---- EXERCISE MATERIALS

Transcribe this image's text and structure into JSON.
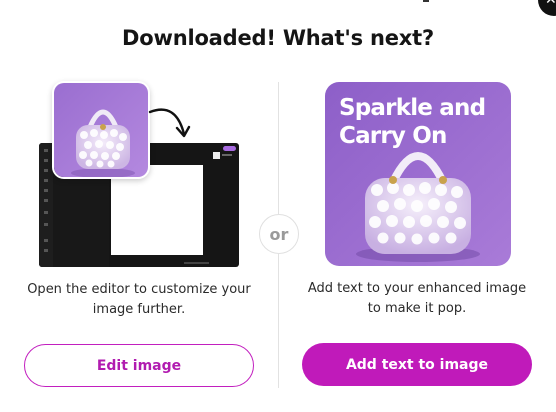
{
  "dialog": {
    "title": "Downloaded! What's next?",
    "close_icon": "close-icon",
    "divider_label": "or",
    "accent_color": "#c01aba",
    "left": {
      "description": "Open the editor to customize your image further.",
      "button_label": "Edit image"
    },
    "right": {
      "overlay_line1": "Sparkle and",
      "overlay_line2": "Carry On",
      "description": "Add text to your enhanced image to make it pop.",
      "button_label": "Add text to image"
    }
  }
}
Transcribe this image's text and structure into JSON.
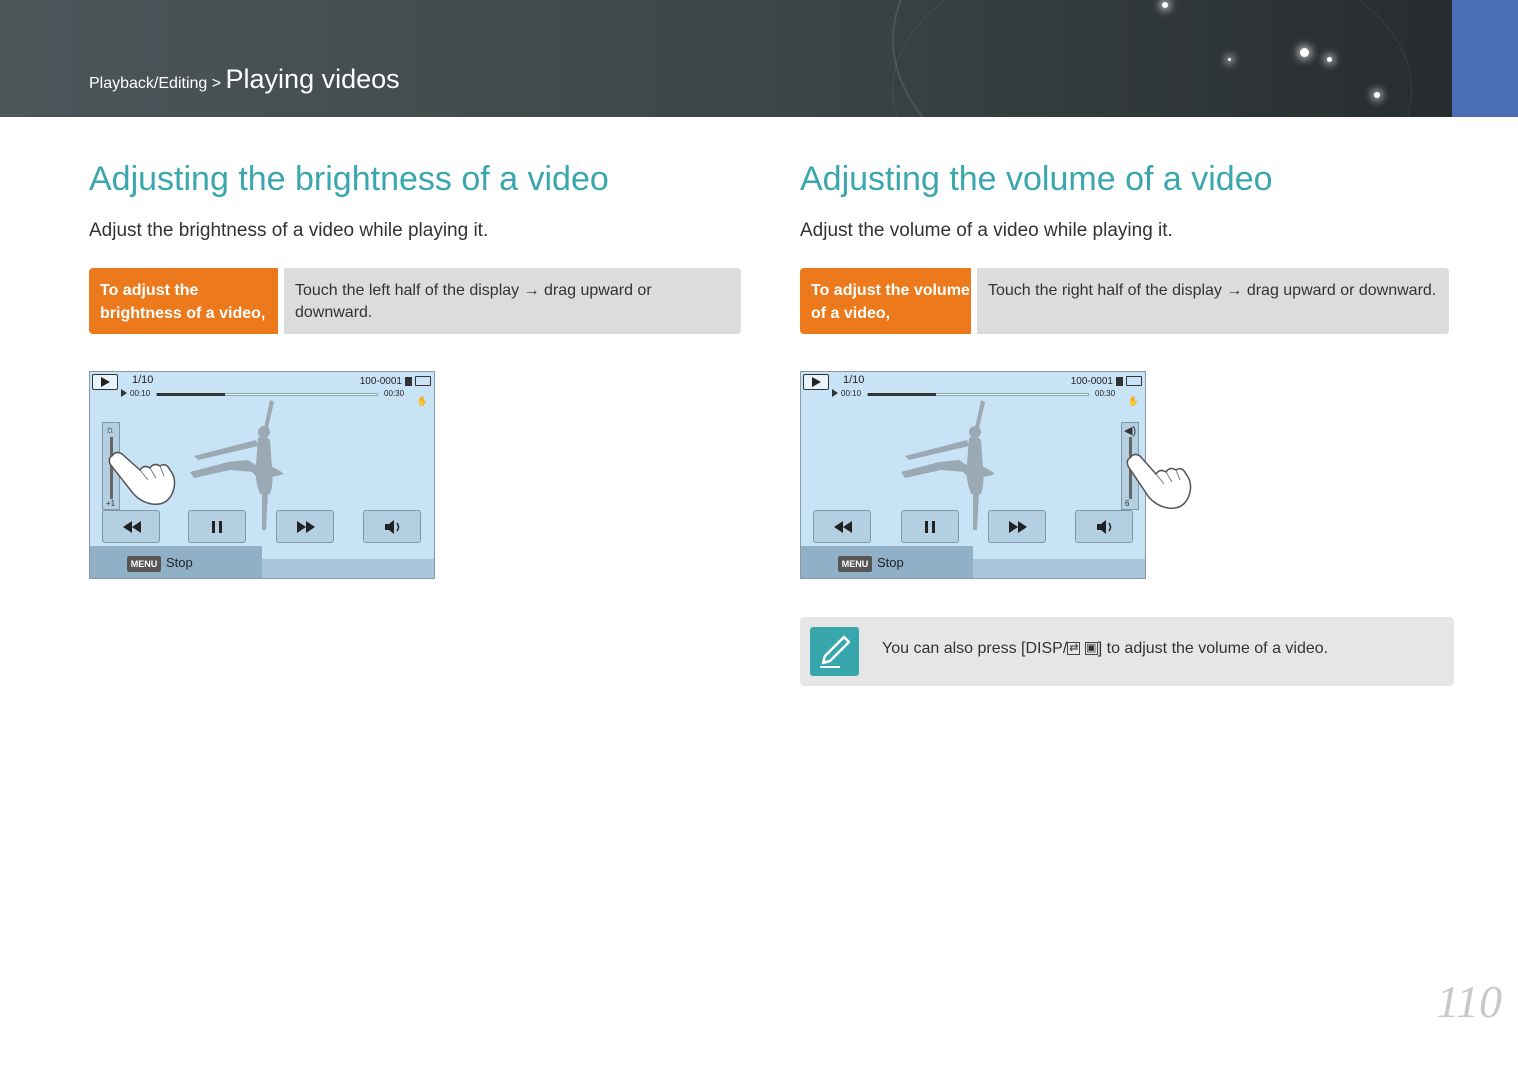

--------

• _TASK_
Please repeat the entries exactly. Do not include the pictures.

• _THE ANSWER_
Transcribe this image's text and structure into JSON.
{
  "dialog": {
    "title": "Downloaded! What's next?",
    "close_icon": "close-icon",
    "divider_label": "or",
    "accent_color": "#c01aba",
    "left": {
      "description": "Open the editor to customize your image further.",
      "button_label": "Edit image"
    },
    "right": {
      "overlay_line1": "Sparkle and",
      "overlay_line2": "Carry On",
      "description": "Add text to your enhanced image to make it pop.",
      "button_label": "Add text to image"
    }
  }
}
Transcribe this image's text and structure into JSON.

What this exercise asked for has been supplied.